*Instruction*
Find each line holding "that" and copy it out.

*Supplied material*
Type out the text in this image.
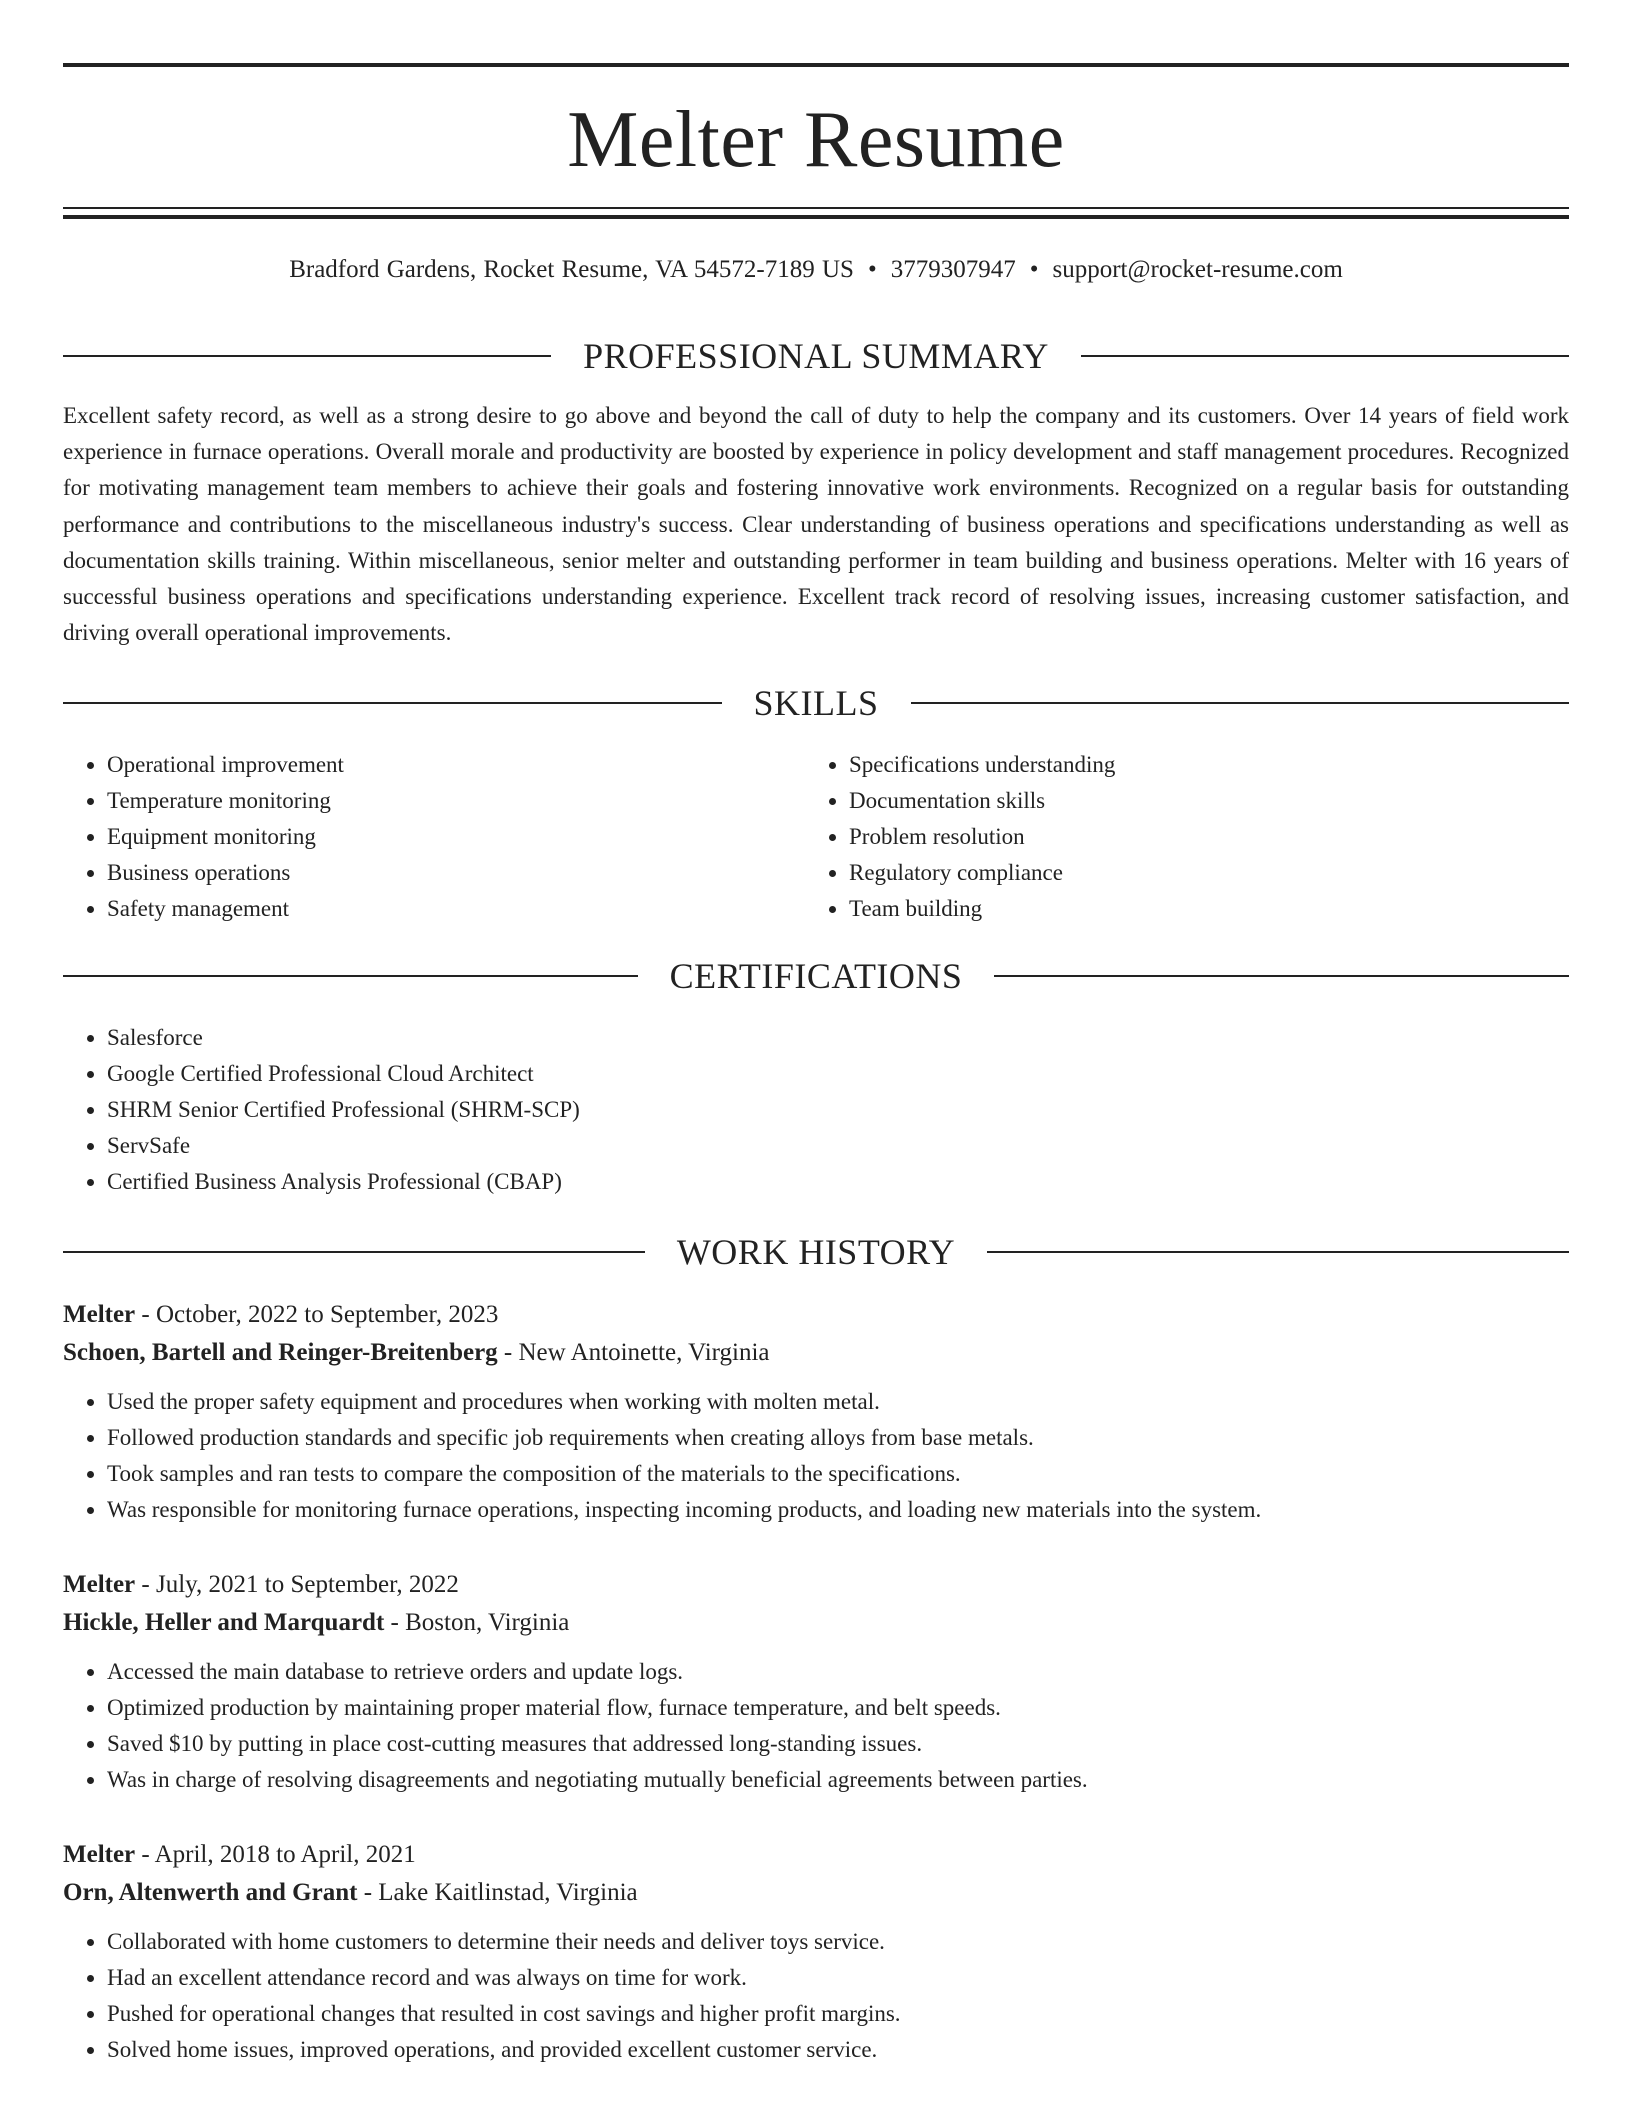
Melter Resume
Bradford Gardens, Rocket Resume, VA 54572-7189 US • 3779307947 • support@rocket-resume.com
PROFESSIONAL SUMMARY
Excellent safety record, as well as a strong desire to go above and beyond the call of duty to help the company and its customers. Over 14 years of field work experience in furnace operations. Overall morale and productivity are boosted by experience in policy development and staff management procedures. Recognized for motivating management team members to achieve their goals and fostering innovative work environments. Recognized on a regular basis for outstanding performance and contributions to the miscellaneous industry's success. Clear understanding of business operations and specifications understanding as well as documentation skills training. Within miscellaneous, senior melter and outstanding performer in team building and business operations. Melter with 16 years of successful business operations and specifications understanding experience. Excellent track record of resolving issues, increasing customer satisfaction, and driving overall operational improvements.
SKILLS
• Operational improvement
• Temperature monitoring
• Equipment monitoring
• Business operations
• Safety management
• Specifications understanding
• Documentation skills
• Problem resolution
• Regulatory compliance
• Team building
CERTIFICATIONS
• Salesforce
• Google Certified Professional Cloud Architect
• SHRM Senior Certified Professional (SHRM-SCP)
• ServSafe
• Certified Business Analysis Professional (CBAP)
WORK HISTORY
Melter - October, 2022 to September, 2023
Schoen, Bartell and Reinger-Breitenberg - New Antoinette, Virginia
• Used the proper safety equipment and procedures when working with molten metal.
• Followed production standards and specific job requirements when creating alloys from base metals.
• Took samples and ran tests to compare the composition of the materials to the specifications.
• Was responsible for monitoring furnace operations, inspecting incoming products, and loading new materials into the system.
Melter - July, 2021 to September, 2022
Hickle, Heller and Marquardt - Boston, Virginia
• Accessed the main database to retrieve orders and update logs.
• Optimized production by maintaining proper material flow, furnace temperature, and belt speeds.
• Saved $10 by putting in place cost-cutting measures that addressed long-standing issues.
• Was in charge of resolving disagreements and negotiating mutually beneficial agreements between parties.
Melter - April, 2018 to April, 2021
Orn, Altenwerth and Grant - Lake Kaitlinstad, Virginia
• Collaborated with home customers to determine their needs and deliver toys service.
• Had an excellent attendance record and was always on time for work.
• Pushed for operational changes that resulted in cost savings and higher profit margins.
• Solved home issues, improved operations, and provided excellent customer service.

* * *

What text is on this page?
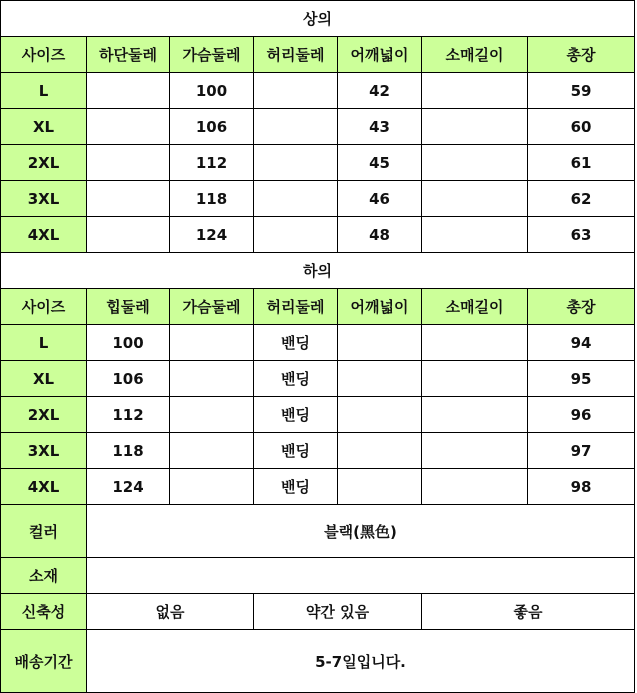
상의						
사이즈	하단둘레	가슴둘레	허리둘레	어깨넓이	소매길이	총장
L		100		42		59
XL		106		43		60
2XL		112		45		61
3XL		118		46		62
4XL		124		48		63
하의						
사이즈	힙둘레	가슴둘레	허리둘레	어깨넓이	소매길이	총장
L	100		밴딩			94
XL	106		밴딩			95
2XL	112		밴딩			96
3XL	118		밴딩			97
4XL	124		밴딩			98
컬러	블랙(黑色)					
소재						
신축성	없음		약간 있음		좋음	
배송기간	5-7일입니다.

*Completed exercise*
• Saved $10 by putting in place cost-cutting measures that addressed long-standing issues.
• Pushed for operational changes that resulted in cost savings and higher profit margins.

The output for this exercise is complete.